▶ [MATERIAL PROVIDED]
* * *
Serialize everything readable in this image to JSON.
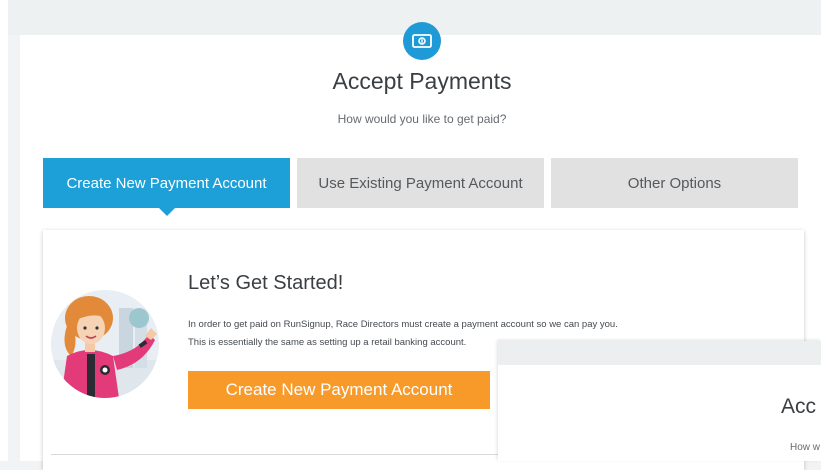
{
  "header": {
    "title": "Accept Payments",
    "subtitle": "How would you like to get paid?",
    "badge_icon": "money-icon"
  },
  "tabs": [
    {
      "label": "Create New Payment Account",
      "active": true
    },
    {
      "label": "Use Existing Payment Account",
      "active": false
    },
    {
      "label": "Other Options",
      "active": false
    }
  ],
  "content": {
    "title": "Let’s Get Started!",
    "lines": [
      "In order to get paid on RunSignup, Race Directors must create a payment account so we can pay you.",
      "This is essentially the same as setting up a retail banking account."
    ],
    "button_label": "Create New Payment Account"
  },
  "overlay": {
    "title": "Acc",
    "subtitle": "How w"
  },
  "colors": {
    "accent": "#1d9fd8",
    "button": "#f79a2a",
    "tab_inactive": "#e1e1e1"
  }
}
* * *
▶ [WORK TO BE COMPLETED] Every record above should be written out again without change, except that the pictures are left out.

▶ [TASK ANSWER]
Serialize everything readable in this image to JSON.
{
  "header": {
    "title": "Accept Payments",
    "subtitle": "How would you like to get paid?",
    "badge_icon": "money-icon"
  },
  "tabs": [
    {
      "label": "Create New Payment Account",
      "active": true
    },
    {
      "label": "Use Existing Payment Account",
      "active": false
    },
    {
      "label": "Other Options",
      "active": false
    }
  ],
  "content": {
    "title": "Let’s Get Started!",
    "lines": [
      "In order to get paid on RunSignup, Race Directors must create a payment account so we can pay you.",
      "This is essentially the same as setting up a retail banking account."
    ],
    "button_label": "Create New Payment Account"
  },
  "overlay": {
    "title": "Acc",
    "subtitle": "How w"
  },
  "colors": {
    "accent": "#1d9fd8",
    "button": "#f79a2a",
    "tab_inactive": "#e1e1e1"
  }
}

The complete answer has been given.